### What to produce:
Transcribe every entry below word for word, but skip the pictures.

### Stored records:
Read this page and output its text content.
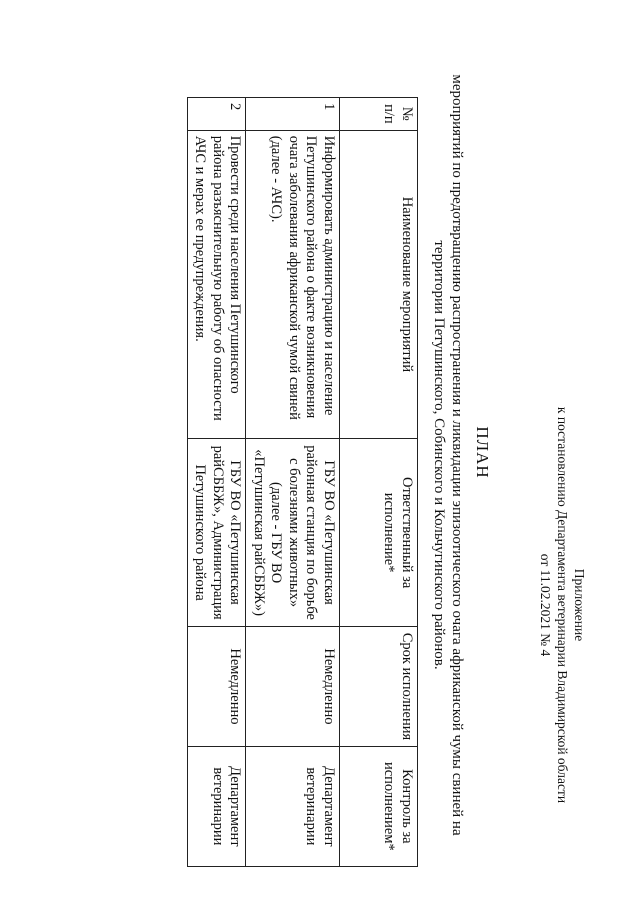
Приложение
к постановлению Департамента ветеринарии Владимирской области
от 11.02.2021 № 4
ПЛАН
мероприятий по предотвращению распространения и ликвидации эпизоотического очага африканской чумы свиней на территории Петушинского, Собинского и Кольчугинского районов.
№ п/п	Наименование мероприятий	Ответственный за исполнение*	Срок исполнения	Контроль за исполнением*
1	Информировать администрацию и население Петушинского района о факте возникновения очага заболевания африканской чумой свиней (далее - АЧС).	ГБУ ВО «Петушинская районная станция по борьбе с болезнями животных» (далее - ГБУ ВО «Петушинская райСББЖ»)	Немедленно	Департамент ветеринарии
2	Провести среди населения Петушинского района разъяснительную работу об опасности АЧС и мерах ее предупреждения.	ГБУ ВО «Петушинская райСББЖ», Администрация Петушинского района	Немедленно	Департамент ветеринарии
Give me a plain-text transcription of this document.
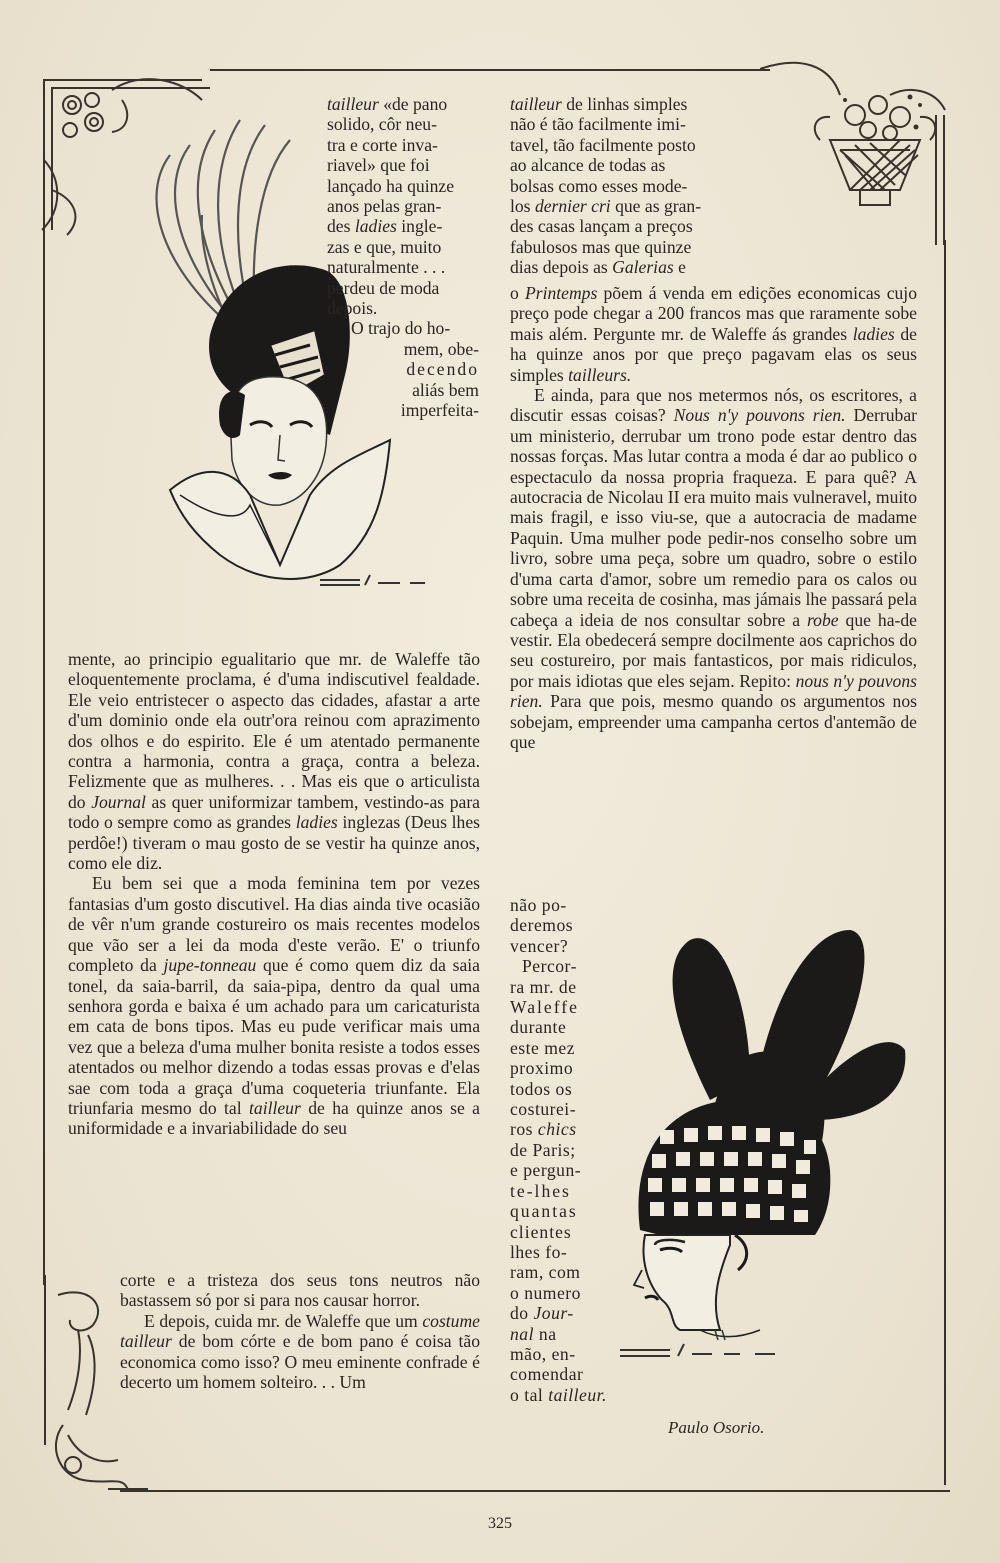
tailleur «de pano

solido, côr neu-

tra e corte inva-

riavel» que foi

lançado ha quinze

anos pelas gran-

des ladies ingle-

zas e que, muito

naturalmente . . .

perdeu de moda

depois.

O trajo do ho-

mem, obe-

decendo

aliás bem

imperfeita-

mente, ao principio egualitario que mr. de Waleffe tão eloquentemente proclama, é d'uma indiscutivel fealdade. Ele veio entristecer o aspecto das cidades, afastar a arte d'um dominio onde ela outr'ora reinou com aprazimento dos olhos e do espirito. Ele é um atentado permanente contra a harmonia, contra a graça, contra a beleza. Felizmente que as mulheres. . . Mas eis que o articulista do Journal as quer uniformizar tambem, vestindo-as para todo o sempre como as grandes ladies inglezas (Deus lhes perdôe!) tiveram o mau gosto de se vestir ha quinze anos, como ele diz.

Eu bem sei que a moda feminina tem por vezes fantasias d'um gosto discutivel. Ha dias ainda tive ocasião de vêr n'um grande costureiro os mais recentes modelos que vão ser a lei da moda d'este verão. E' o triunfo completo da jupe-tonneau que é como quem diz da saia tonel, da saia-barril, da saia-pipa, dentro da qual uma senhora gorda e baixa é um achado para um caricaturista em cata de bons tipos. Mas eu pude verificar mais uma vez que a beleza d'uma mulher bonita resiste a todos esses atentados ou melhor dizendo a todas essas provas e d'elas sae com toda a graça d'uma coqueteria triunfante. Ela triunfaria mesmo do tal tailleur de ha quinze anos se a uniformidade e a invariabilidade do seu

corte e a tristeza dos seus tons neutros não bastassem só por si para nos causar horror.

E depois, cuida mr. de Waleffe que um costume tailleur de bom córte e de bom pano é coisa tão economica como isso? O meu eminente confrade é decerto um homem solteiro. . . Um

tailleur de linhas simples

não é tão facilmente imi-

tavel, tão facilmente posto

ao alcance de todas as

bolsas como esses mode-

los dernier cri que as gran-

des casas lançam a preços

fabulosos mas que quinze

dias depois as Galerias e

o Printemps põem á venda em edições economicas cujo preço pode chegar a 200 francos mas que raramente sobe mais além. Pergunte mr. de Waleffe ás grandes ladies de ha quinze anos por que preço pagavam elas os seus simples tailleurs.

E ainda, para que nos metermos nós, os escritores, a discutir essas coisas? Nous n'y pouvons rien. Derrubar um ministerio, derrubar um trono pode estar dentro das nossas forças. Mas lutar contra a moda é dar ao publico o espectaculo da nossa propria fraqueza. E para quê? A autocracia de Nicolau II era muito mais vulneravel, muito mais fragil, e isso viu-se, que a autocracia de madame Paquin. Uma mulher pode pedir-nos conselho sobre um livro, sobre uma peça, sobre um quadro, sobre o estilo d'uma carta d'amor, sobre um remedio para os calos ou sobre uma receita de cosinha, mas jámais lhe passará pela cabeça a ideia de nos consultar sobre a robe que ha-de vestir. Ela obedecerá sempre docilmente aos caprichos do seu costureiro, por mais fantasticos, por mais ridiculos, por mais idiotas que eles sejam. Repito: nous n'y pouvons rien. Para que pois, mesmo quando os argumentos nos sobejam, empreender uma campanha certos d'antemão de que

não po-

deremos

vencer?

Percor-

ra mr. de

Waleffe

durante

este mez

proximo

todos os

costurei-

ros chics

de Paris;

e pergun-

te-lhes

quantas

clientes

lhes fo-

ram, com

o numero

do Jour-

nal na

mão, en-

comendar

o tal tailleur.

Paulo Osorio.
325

### Output for this task:
Read this page and output its text content.
Приложение
к постановлению Департамента ветеринарии Владимирской области
от 11.02.2021 № 4
ПЛАН
мероприятий по предотвращению распространения и ликвидации эпизоотического очага африканской чумы свиней на территории Петушинского, Собинского и Кольчугинского районов.
№ п/п	Наименование мероприятий	Ответственный за исполнение*	Срок исполнения	Контроль за исполнением*
1	Информировать администрацию и население Петушинского района о факте возникновения очага заболевания африканской чумой свиней (далее - АЧС).	ГБУ ВО «Петушинская районная станция по борьбе с болезнями животных» (далее - ГБУ ВО «Петушинская райСББЖ»)	Немедленно	Департамент ветеринарии
2	Провести среди населения Петушинского района разъяснительную работу об опасности АЧС и мерах ее предупреждения.	ГБУ ВО «Петушинская райСББЖ», Администрация Петушинского района	Немедленно	Департамент ветеринарии
Give me a plain-text transcription of this document.
tailleur «de pano

solido, côr neu-

tra e corte inva-

riavel» que foi

lançado ha quinze

anos pelas gran-

des ladies ingle-

zas e que, muito

naturalmente . . .

perdeu de moda

depois.

O trajo do ho-

mem, obe-

decendo

aliás bem

imperfeita-

mente, ao principio egualitario que mr. de Waleffe tão eloquentemente proclama, é d'uma indiscutivel fealdade. Ele veio entristecer o aspecto das cidades, afastar a arte d'um dominio onde ela outr'ora reinou com aprazimento dos olhos e do espirito. Ele é um atentado permanente contra a harmonia, contra a graça, contra a beleza. Felizmente que as mulheres. . . Mas eis que o articulista do Journal as quer uniformizar tambem, vestindo-as para todo o sempre como as grandes ladies inglezas (Deus lhes perdôe!) tiveram o mau gosto de se vestir ha quinze anos, como ele diz.

Eu bem sei que a moda feminina tem por vezes fantasias d'um gosto discutivel. Ha dias ainda tive ocasião de vêr n'um grande costureiro os mais recentes modelos que vão ser a lei da moda d'este verão. E' o triunfo completo da jupe-tonneau que é como quem diz da saia tonel, da saia-barril, da saia-pipa, dentro da qual uma senhora gorda e baixa é um achado para um caricaturista em cata de bons tipos. Mas eu pude verificar mais uma vez que a beleza d'uma mulher bonita resiste a todos esses atentados ou melhor dizendo a todas essas provas e d'elas sae com toda a graça d'uma coqueteria triunfante. Ela triunfaria mesmo do tal tailleur de ha quinze anos se a uniformidade e a invariabilidade do seu

corte e a tristeza dos seus tons neutros não bastassem só por si para nos causar horror.

E depois, cuida mr. de Waleffe que um costume tailleur de bom córte e de bom pano é coisa tão economica como isso? O meu eminente confrade é decerto um homem solteiro. . . Um

tailleur de linhas simples

não é tão facilmente imi-

tavel, tão facilmente posto

ao alcance de todas as

bolsas como esses mode-

los dernier cri que as gran-

des casas lançam a preços

fabulosos mas que quinze

dias depois as Galerias e

o Printemps põem á venda em edições economicas cujo preço pode chegar a 200 francos mas que raramente sobe mais além. Pergunte mr. de Waleffe ás grandes ladies de ha quinze anos por que preço pagavam elas os seus simples tailleurs.

E ainda, para que nos metermos nós, os escritores, a discutir essas coisas? Nous n'y pouvons rien. Derrubar um ministerio, derrubar um trono pode estar dentro das nossas forças. Mas lutar contra a moda é dar ao publico o espectaculo da nossa propria fraqueza. E para quê? A autocracia de Nicolau II era muito mais vulneravel, muito mais fragil, e isso viu-se, que a autocracia de madame Paquin. Uma mulher pode pedir-nos conselho sobre um livro, sobre uma peça, sobre um quadro, sobre o estilo d'uma carta d'amor, sobre um remedio para os calos ou sobre uma receita de cosinha, mas jámais lhe passará pela cabeça a ideia de nos consultar sobre a robe que ha-de vestir. Ela obedecerá sempre docilmente aos caprichos do seu costureiro, por mais fantasticos, por mais ridiculos, por mais idiotas que eles sejam. Repito: nous n'y pouvons rien. Para que pois, mesmo quando os argumentos nos sobejam, empreender uma campanha certos d'antemão de que

não po-

deremos

vencer?

Percor-

ra mr. de

Waleffe

durante

este mez

proximo

todos os

costurei-

ros chics

de Paris;

e pergun-

te-lhes

quantas

clientes

lhes fo-

ram, com

o numero

do Jour-

nal na

mão, en-

comendar

o tal tailleur.

Paulo Osorio.
325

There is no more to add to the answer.